_Instructions_
[A] In the Grand Canyon article, on what date did Congress pass the law that made the Grand Canyon a national park?
[B] In the rows, transcribe everything from the line with "bullet-icon bbox=[100, 618, 110, 628]" up to and including the line with "rotation-examples-figure: Normal Image".

┌─ Passage to read

It’s been a century since Congress passed the act that designated the Grand Canyon in Arizona as a national park. But the centennial of that Feb. 26, 1919, law is in some ways a bittersweet anniversary: given the worsening effects of climate change, celebrations of the park’s past are joined by serious discussions about its future and preserving it — and the wildlife that calls it home — for another hundred years and more.
But while such concerns may be relatively new in the history of the land itself, they’ve always been part of the conversation about the canyon’s place in the America’s public lands.
In fact, John Wesley Powell, the man best known for leading a groundbreaking 1869 journey down the Colorado River that explored the Grand Canyon and for being the first to officially map and survey it, also led efforts to encourage thinking on the sustainable development of lands in the western United States. TIME spoke to John F. Ross, the author of the recent book The Promise of the Grand Canyon: John Wesley Powell’s Perilous Journey and His Vision for the American West about what Powell foresaw when he traveled the Canyon.
What should we know about John Wesley Powell?
He had the idea to go down the Colorado river through the Grand Canyon, so he was the first person to do that right after the Civil War. The last piece of unexplored continental America was this 100-mi.-by-300-mi. section in the southwest on the Colorado plateau that includes the Grand Canyon.
He was one of America’s foremost scientists. He was a major force in the U.S. Geological Survey and was in on starting the National Geographic Society. Even more importantly, he became one of the first advocates of sustainability. He was fundamental in establishing the science of anthropology and ethnology in America. He established the bureau of ethnology at the Smithsonian, and started the first comprehensive study of native indigenous populations in the world, studying indigenous languages. You don’t get a lot of explorers who go on to become visionaries who found federal bureaucracy science.
How did he get interested in the Grand Canyon?
In 1867-1868, he was a college professor who took kids from Illinois colleges out West, to Colorado, up into the Upper Rockies, to collect all this stuff for institutions in the East who were eager for grizzly-bear hides, pressed-flower specimens, dried birds and Indian pots. He met all of these rugged mountain men who were talking about this canyon and this river, then he decided that’s what he really wanted to go see. In 1869, the transcontinental railroad was finished, and part of the last section of it crossed on a trestle bridge over the Green River, which turns into the Colorado River and goes to the Grand Canyon, and he realized this was his chance; he could bring boats that were built back East and drop them right off the river bank and go down to the Grand Canyon.

└─
┌─ Raw data

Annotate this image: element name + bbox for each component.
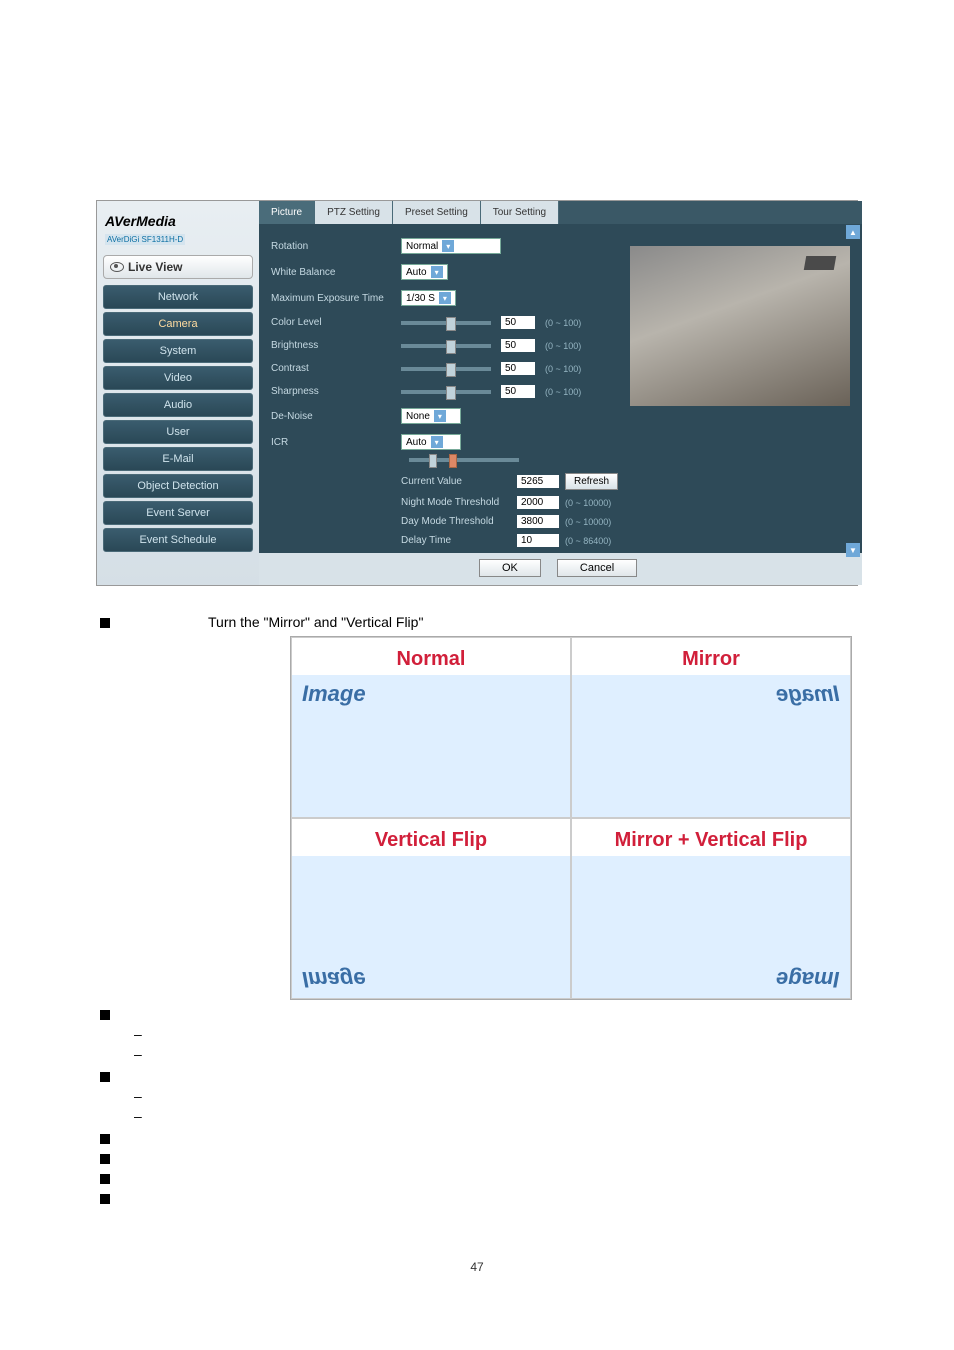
bullet-icon bbox=[100, 618, 110, 628]
sidebar: AVerMedia AVerDiGi SF1311H-D Live View N… bbox=[97, 201, 259, 585]
example-mvflip-heading: Mirror + Vertical Flip bbox=[572, 819, 850, 856]
refresh-button[interactable]: Refresh bbox=[565, 473, 618, 490]
rotation-examples-figure: Normal Image Mirror Image Vertical Flip bbox=[290, 636, 852, 1000]
icr-select[interactable]: Auto ▾ bbox=[401, 434, 461, 450]
tab-preset[interactable]: Preset Setting bbox=[393, 201, 481, 224]
example-vflip-image: Image bbox=[292, 856, 570, 998]
delay-time-label: Delay Time bbox=[401, 535, 511, 546]
sidebar-item-system[interactable]: System bbox=[103, 339, 253, 363]
night-threshold-label: Night Mode Threshold bbox=[401, 497, 511, 508]
scroll-up-icon[interactable]: ▲ bbox=[846, 225, 860, 239]
contrast-range: (0 ~ 100) bbox=[545, 364, 581, 374]
delay-time-field[interactable]: 10 bbox=[517, 534, 559, 547]
chevron-down-icon: ▾ bbox=[442, 240, 454, 252]
sub-bullet bbox=[134, 1108, 874, 1124]
contrast-value[interactable]: 50 bbox=[501, 362, 535, 375]
config-panel: Picture PTZ Setting Preset Setting Tour … bbox=[259, 201, 862, 585]
tab-picture[interactable]: Picture bbox=[259, 201, 315, 224]
bullet-icon bbox=[100, 1134, 110, 1144]
color-level-slider[interactable] bbox=[401, 321, 491, 325]
white-balance-select[interactable]: Auto ▾ bbox=[401, 264, 448, 280]
bullet-icon bbox=[100, 1010, 110, 1020]
sidebar-item-object-detection[interactable]: Object Detection bbox=[103, 474, 253, 498]
camera-settings-screenshot: AVerMedia AVerDiGi SF1311H-D Live View N… bbox=[96, 200, 858, 586]
document-body: Turn the "Mirror" and "Vertical Flip" No… bbox=[40, 596, 914, 1230]
example-mirror-heading: Mirror bbox=[572, 638, 850, 675]
sidebar-item-network[interactable]: Network bbox=[103, 285, 253, 309]
day-threshold-range: (0 ~ 10000) bbox=[565, 517, 611, 527]
bullet-icon bbox=[100, 1174, 110, 1184]
cancel-button[interactable]: Cancel bbox=[557, 559, 637, 577]
rotation-description: Turn the "Mirror" and "Vertical Flip" bbox=[208, 614, 423, 630]
rotation-select[interactable]: Normal ▾ bbox=[401, 238, 501, 254]
max-exposure-label: Maximum Exposure Time bbox=[271, 293, 391, 304]
brightness-label: Brightness bbox=[271, 340, 391, 351]
chevron-down-icon: ▾ bbox=[439, 292, 451, 304]
brightness-slider[interactable] bbox=[401, 344, 491, 348]
brand-sub: AVerDiGi SF1311H-D bbox=[105, 234, 185, 245]
color-level-label: Color Level bbox=[271, 317, 391, 328]
denoise-select[interactable]: None ▾ bbox=[401, 408, 461, 424]
delay-time-range: (0 ~ 86400) bbox=[565, 536, 611, 546]
camera-preview-image bbox=[630, 246, 850, 406]
sidebar-item-event-schedule[interactable]: Event Schedule bbox=[103, 528, 253, 552]
sub-bullet bbox=[134, 1026, 874, 1042]
color-level-range: (0 ~ 100) bbox=[545, 318, 581, 328]
sub-bullet bbox=[134, 1046, 874, 1062]
bullet-icon bbox=[100, 1154, 110, 1164]
night-threshold-field[interactable]: 2000 bbox=[517, 496, 559, 509]
current-value-label: Current Value bbox=[401, 476, 511, 487]
icr-threshold-slider[interactable] bbox=[409, 458, 519, 462]
chevron-down-icon: ▾ bbox=[431, 436, 443, 448]
eye-icon bbox=[110, 262, 124, 272]
contrast-slider[interactable] bbox=[401, 367, 491, 371]
brightness-value[interactable]: 50 bbox=[501, 339, 535, 352]
live-view-label: Live View bbox=[128, 260, 182, 274]
sidebar-item-video[interactable]: Video bbox=[103, 366, 253, 390]
ok-button[interactable]: OK bbox=[479, 559, 541, 577]
sidebar-item-event-server[interactable]: Event Server bbox=[103, 501, 253, 525]
sharpness-range: (0 ~ 100) bbox=[545, 387, 581, 397]
brand-main: AVerMedia bbox=[105, 213, 251, 229]
tab-tour[interactable]: Tour Setting bbox=[481, 201, 559, 224]
tab-bar: Picture PTZ Setting Preset Setting Tour … bbox=[259, 201, 862, 224]
dialog-buttons: OK Cancel bbox=[259, 553, 862, 585]
example-mvflip-image: Image bbox=[572, 856, 850, 998]
sharpness-value[interactable]: 50 bbox=[501, 385, 535, 398]
bullet-icon bbox=[100, 1194, 110, 1204]
chevron-down-icon: ▾ bbox=[434, 410, 446, 422]
night-threshold-range: (0 ~ 10000) bbox=[565, 498, 611, 508]
page-number: 47 bbox=[40, 1230, 914, 1294]
color-level-value[interactable]: 50 bbox=[501, 316, 535, 329]
white-balance-label: White Balance bbox=[271, 267, 391, 278]
brand-logo: AVerMedia AVerDiGi SF1311H-D bbox=[103, 209, 253, 255]
rotation-label: Rotation bbox=[271, 241, 391, 252]
day-threshold-label: Day Mode Threshold bbox=[401, 516, 511, 527]
chevron-down-icon: ▾ bbox=[431, 266, 443, 278]
icr-label: ICR bbox=[271, 437, 391, 448]
sidebar-item-user[interactable]: User bbox=[103, 420, 253, 444]
current-value-field: 5265 bbox=[517, 475, 559, 488]
denoise-label: De-Noise bbox=[271, 411, 391, 422]
day-threshold-field[interactable]: 3800 bbox=[517, 515, 559, 528]
tab-ptz[interactable]: PTZ Setting bbox=[315, 201, 393, 224]
sharpness-slider[interactable] bbox=[401, 390, 491, 394]
sub-bullet bbox=[134, 1088, 874, 1104]
max-exposure-select[interactable]: 1/30 S ▾ bbox=[401, 290, 456, 306]
example-normal-heading: Normal bbox=[292, 638, 570, 675]
example-normal-image: Image bbox=[292, 675, 570, 817]
sharpness-label: Sharpness bbox=[271, 386, 391, 397]
example-vflip-heading: Vertical Flip bbox=[292, 819, 570, 856]
example-mirror-image: Image bbox=[572, 675, 850, 817]
brightness-range: (0 ~ 100) bbox=[545, 341, 581, 351]
sidebar-item-camera[interactable]: Camera bbox=[103, 312, 253, 336]
sidebar-item-audio[interactable]: Audio bbox=[103, 393, 253, 417]
live-view-button[interactable]: Live View bbox=[103, 255, 253, 279]
bullet-icon bbox=[100, 1072, 110, 1082]
contrast-label: Contrast bbox=[271, 363, 391, 374]
scroll-down-icon[interactable]: ▼ bbox=[846, 543, 860, 557]
sidebar-item-email[interactable]: E-Mail bbox=[103, 447, 253, 471]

└─

_Exercise answers_
[A] Feb. 26, 1919

[B]
bullet-icon bbox=[100, 618, 110, 628]
sidebar: AVerMedia AVerDiGi SF1311H-D Live View N… bbox=[97, 201, 259, 585]
example-mvflip-heading: Mirror + Vertical Flip bbox=[572, 819, 850, 856]
refresh-button[interactable]: Refresh bbox=[565, 473, 618, 490]
rotation-examples-figure: Normal Image Mirror Image Vertical Flip bbox=[290, 636, 852, 1000]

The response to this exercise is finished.